Given information:
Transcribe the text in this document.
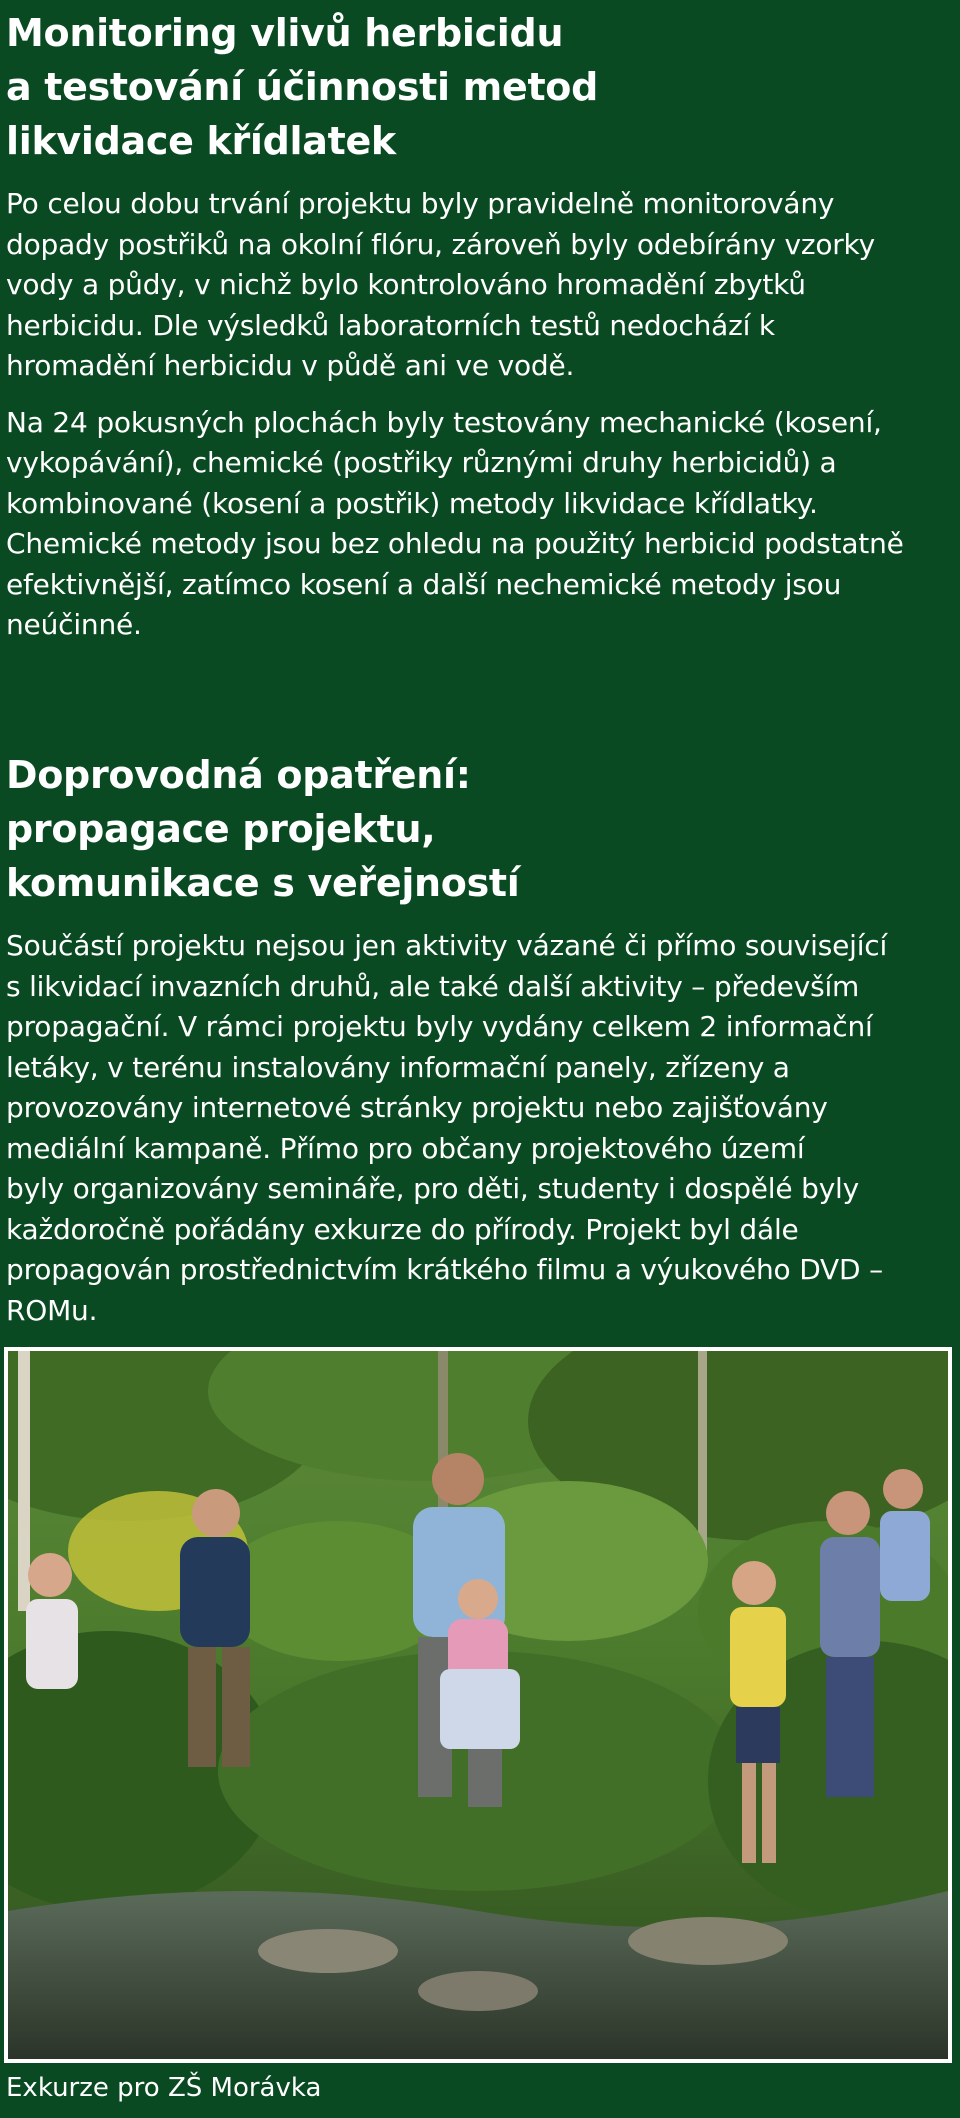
Monitoring vlivů herbicidu
a testování účinnosti metod
likvidace křídlatek

Po celou dobu trvání projektu byly pravidelně monitorovány
dopady postřiků na okolní flóru, zároveň byly odebírány vzorky
vody a půdy, v nichž bylo kontrolováno hromadění zbytků
herbicidu. Dle výsledků laboratorních testů nedochází k
hromadění herbicidu v půdě ani ve vodě.

Na 24 pokusných plochách byly testovány mechanické (kosení,
vykopávání), chemické (postřiky různými druhy herbicidů) a
kombinované (kosení a postřik) metody likvidace křídlatky.
Chemické metody jsou bez ohledu na použitý herbicid podstatně
efektivnější, zatímco kosení a další nechemické metody jsou
neúčinné.

Doprovodná opatření:
propagace projektu,
komunikace s veřejností

Součástí projektu nejsou jen aktivity vázané či přímo související
s likvidací invazních druhů, ale také další aktivity – především
propagační. V rámci projektu byly vydány celkem 2 informační
letáky, v terénu instalovány informační panely, zřízeny a
provozovány internetové stránky projektu nebo zajišťovány
mediální kampaně. Přímo pro občany projektového území
byly organizovány semináře, pro děti, studenty i dospělé byly
každoročně pořádány exkurze do přírody. Projekt byl dále
propagován prostřednictvím krátkého filmu a výukového DVD –
ROMu.

Exkurze pro ZŠ Morávka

Brief: Show every line in the entries where the string "hromadění" occurs.

Answer to this exercise:
vody a půdy, v nichž bylo kontrolováno hromadění zbytků
hromadění herbicidu v půdě ani ve vodě.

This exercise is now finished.